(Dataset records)

○ ○ ○

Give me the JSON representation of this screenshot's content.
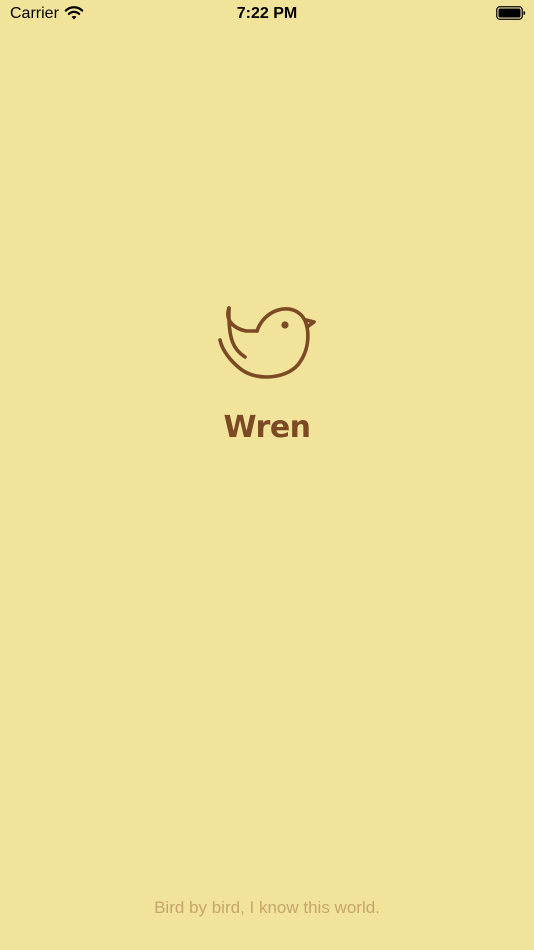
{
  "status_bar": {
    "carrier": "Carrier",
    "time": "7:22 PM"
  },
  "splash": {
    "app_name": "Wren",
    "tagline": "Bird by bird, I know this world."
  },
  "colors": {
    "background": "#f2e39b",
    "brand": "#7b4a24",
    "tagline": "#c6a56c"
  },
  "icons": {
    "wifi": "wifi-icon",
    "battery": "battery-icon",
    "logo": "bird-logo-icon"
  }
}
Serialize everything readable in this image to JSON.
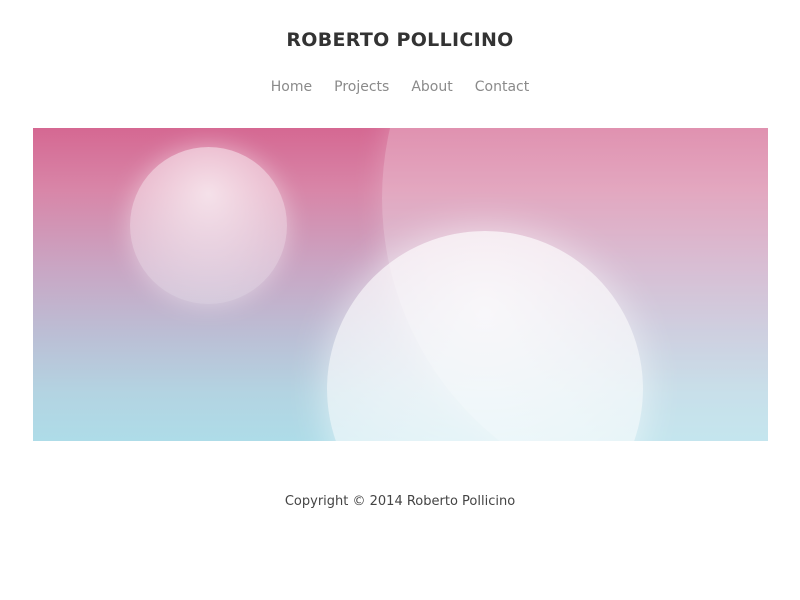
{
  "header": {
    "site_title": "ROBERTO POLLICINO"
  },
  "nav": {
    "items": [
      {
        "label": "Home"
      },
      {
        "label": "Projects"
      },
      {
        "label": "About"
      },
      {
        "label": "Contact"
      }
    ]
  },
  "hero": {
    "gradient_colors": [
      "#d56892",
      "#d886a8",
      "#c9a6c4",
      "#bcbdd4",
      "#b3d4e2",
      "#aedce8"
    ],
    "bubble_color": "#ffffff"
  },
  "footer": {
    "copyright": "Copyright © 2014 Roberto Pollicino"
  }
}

○ ○ ○

(Work to do): Each line that has the word "this" counts once. How many such lines are in the data? Give the number alone.

(Written answer): 3